Using the material below, copy every line where "data" appears.

□ □ □ □ □

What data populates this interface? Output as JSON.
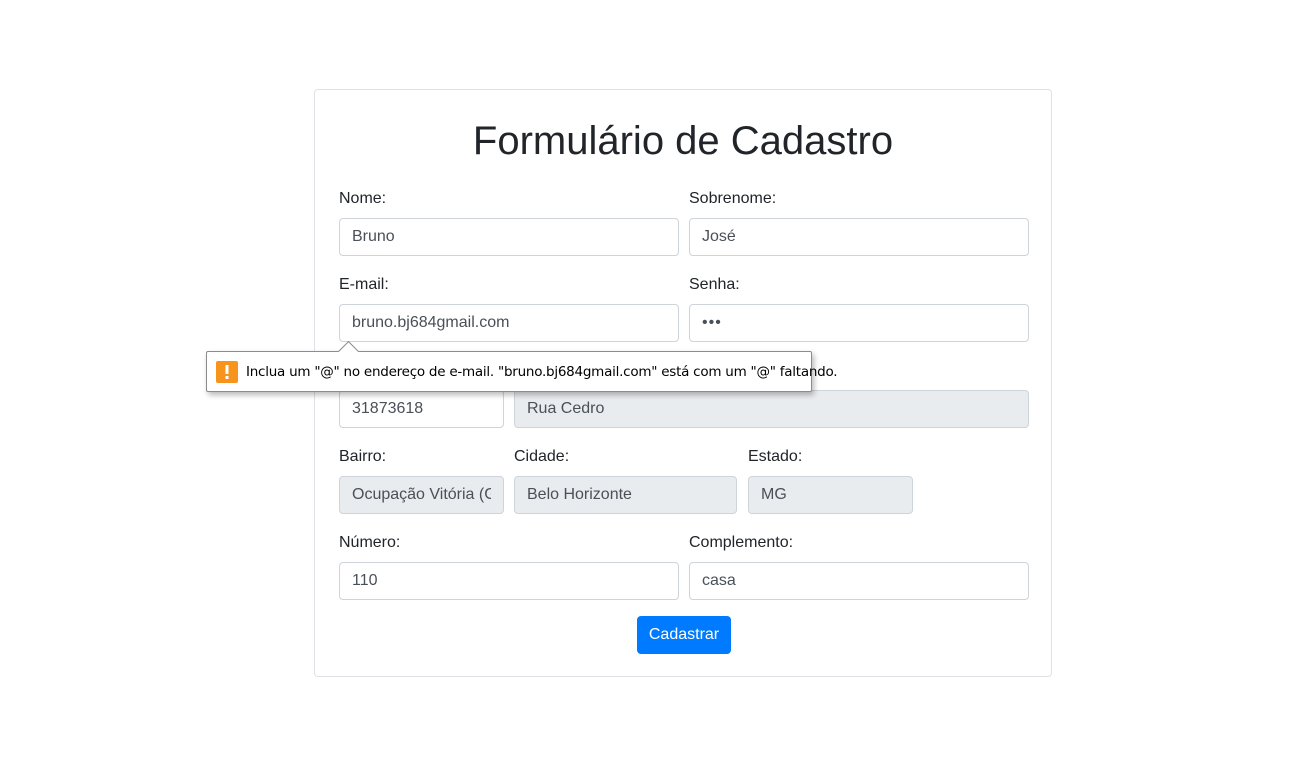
{
  "form": {
    "title": "Formulário de Cadastro",
    "nome": {
      "label": "Nome:",
      "value": "Bruno"
    },
    "sobrenome": {
      "label": "Sobrenome:",
      "value": "José"
    },
    "email": {
      "label": "E-mail:",
      "value": "bruno.bj684gmail.com"
    },
    "senha": {
      "label": "Senha:",
      "value": "•••"
    },
    "cep": {
      "value": "31873618"
    },
    "rua": {
      "value": "Rua Cedro"
    },
    "bairro": {
      "label": "Bairro:",
      "value": "Ocupação Vitória (G"
    },
    "cidade": {
      "label": "Cidade:",
      "value": "Belo Horizonte"
    },
    "estado": {
      "label": "Estado:",
      "value": "MG"
    },
    "numero": {
      "label": "Número:",
      "value": "110"
    },
    "complemento": {
      "label": "Complemento:",
      "value": "casa"
    },
    "submit_label": "Cadastrar"
  },
  "validation_tooltip": {
    "icon": "warning-icon",
    "icon_color": "#f7941d",
    "message": "Inclua um \"@\" no endereço de e-mail. \"bruno.bj684gmail.com\" está com um \"@\" faltando."
  },
  "colors": {
    "primary": "#007bff",
    "readonly_bg": "#e9ecef",
    "border": "#ced4da"
  }
}
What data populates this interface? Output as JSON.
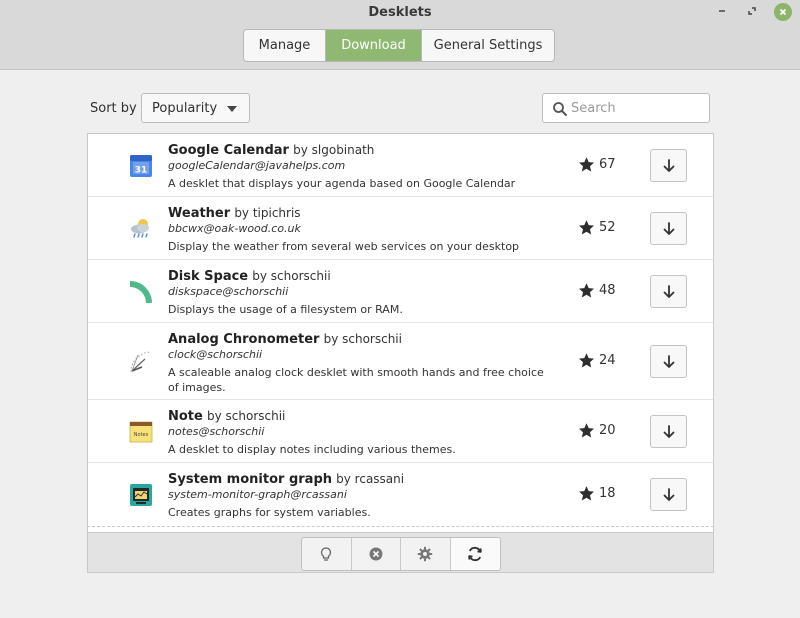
{
  "window": {
    "title": "Desklets"
  },
  "tabs": [
    {
      "label": "Manage",
      "active": false
    },
    {
      "label": "Download",
      "active": true
    },
    {
      "label": "General Settings",
      "active": false
    }
  ],
  "sort": {
    "label": "Sort by",
    "value": "Popularity"
  },
  "search": {
    "placeholder": "Search",
    "value": ""
  },
  "desklets": [
    {
      "name": "Google Calendar",
      "by": "by slgobinath",
      "uuid": "googleCalendar@javahelps.com",
      "description": "A desklet that displays your agenda based on Google Calendar",
      "score": "67",
      "icon": "calendar-icon"
    },
    {
      "name": "Weather",
      "by": "by tipichris",
      "uuid": "bbcwx@oak-wood.co.uk",
      "description": "Display the weather from several web services on your desktop",
      "score": "52",
      "icon": "weather-icon"
    },
    {
      "name": "Disk Space",
      "by": "by schorschii",
      "uuid": "diskspace@schorschii",
      "description": "Displays the usage of a filesystem or RAM.",
      "score": "48",
      "icon": "disk-space-icon"
    },
    {
      "name": "Analog Chronometer",
      "by": "by schorschii",
      "uuid": "clock@schorschii",
      "description": "A scaleable analog clock desklet with smooth hands and free choice of images.",
      "score": "24",
      "icon": "clock-icon"
    },
    {
      "name": "Note",
      "by": "by schorschii",
      "uuid": "notes@schorschii",
      "description": "A desklet to display notes including various themes.",
      "score": "20",
      "icon": "note-icon"
    },
    {
      "name": "System monitor graph",
      "by": "by rcassani",
      "uuid": "system-monitor-graph@rcassani",
      "description": "Creates graphs for system variables.",
      "score": "18",
      "icon": "monitor-icon"
    }
  ],
  "calendar_icon_text": "31",
  "note_icon_text": "Notes",
  "colors": {
    "accent": "#8fb872",
    "close": "#8cb56b"
  }
}
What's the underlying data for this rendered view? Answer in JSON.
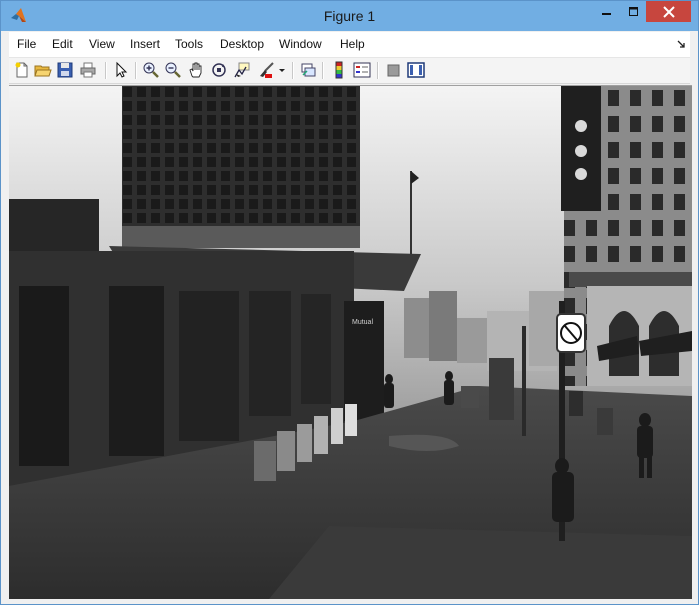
{
  "window": {
    "title": "Figure 1"
  },
  "menubar": {
    "items": [
      "File",
      "Edit",
      "View",
      "Insert",
      "Tools",
      "Desktop",
      "Window",
      "Help"
    ]
  },
  "toolbar": {
    "icons": [
      "new-figure-icon",
      "open-folder-icon",
      "save-icon",
      "print-icon",
      "pointer-icon",
      "zoom-in-icon",
      "zoom-out-icon",
      "pan-hand-icon",
      "rotate-3d-icon",
      "data-cursor-icon",
      "brush-icon",
      "dropdown-arrow-icon",
      "link-plot-icon",
      "colorbar-icon",
      "legend-icon",
      "hide-plot-tools-icon",
      "show-plot-tools-icon"
    ]
  },
  "figure": {
    "image_description": "grayscale street scene",
    "sign_text": "Mutual"
  },
  "colors": {
    "titlebar": "#71aee3",
    "close_button": "#c7463e",
    "menubar": "#ffffff",
    "toolbar": "#f4f4f4"
  }
}
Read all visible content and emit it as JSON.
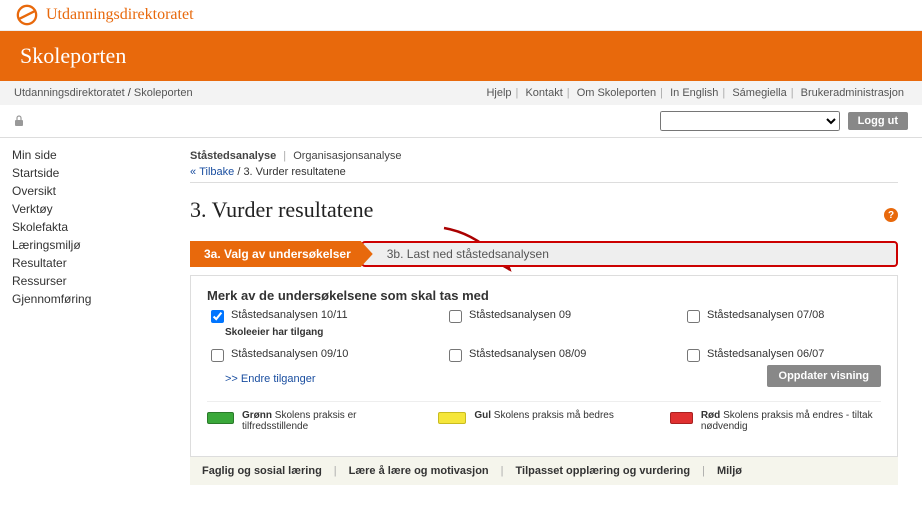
{
  "brand": {
    "directorate": "Utdanningsdirektoratet",
    "portal": "Skoleporten"
  },
  "top_breadcrumb": {
    "a": "Utdanningsdirektoratet",
    "b": "Skoleporten"
  },
  "util_links": [
    "Hjelp",
    "Kontakt",
    "Om Skoleporten",
    "In English",
    "Sámegiella",
    "Brukeradministrasjon"
  ],
  "login": {
    "logout_label": "Logg ut"
  },
  "sidebar": {
    "items": [
      "Min side",
      "Startside",
      "Oversikt",
      "Verktøy",
      "Skolefakta",
      "Læringsmiljø",
      "Resultater",
      "Ressurser",
      "Gjennomføring"
    ]
  },
  "breadcrumb_main": {
    "a": "Ståstedsanalyse",
    "b": "Organisasjonsanalyse",
    "back_label": "Tilbake",
    "back_tail": "3. Vurder resultatene"
  },
  "page_title": "3. Vurder resultatene",
  "tabs": {
    "a": "3a. Valg av undersøkelser",
    "b": "3b. Last ned ståstedsanalysen"
  },
  "panel": {
    "title": "Merk av de undersøkelsene som skal tas med",
    "rows": [
      {
        "c1": "Ståstedsanalysen 10/11",
        "c2": "Ståstedsanalysen 09",
        "c3": "Ståstedsanalysen 07/08"
      },
      {
        "c1": "Ståstedsanalysen 09/10",
        "c2": "Ståstedsanalysen 08/09",
        "c3": "Ståstedsanalysen 06/07"
      }
    ],
    "sub_note": "Skoleeier har tilgang",
    "change_access": ">> Endre tilganger",
    "update_btn": "Oppdater visning"
  },
  "legend": {
    "green": {
      "name": "Grønn",
      "text": "Skolens praksis er tilfredsstillende"
    },
    "yellow": {
      "name": "Gul",
      "text": "Skolens praksis må bedres"
    },
    "red": {
      "name": "Rød",
      "text": "Skolens praksis må endres - tiltak nødvendig"
    }
  },
  "bottom_tabs": [
    "Faglig og sosial læring",
    "Lære å lære og motivasjon",
    "Tilpasset opplæring og vurdering",
    "Miljø"
  ]
}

□ □ □ □ □

• COMPLETE ANSWER:
What data populates this interface? Output as JSON.
What data populates this interface? Output as JSON.
What's the underlying data for this rendered view? Answer in JSON.
      "data-cursor-icon",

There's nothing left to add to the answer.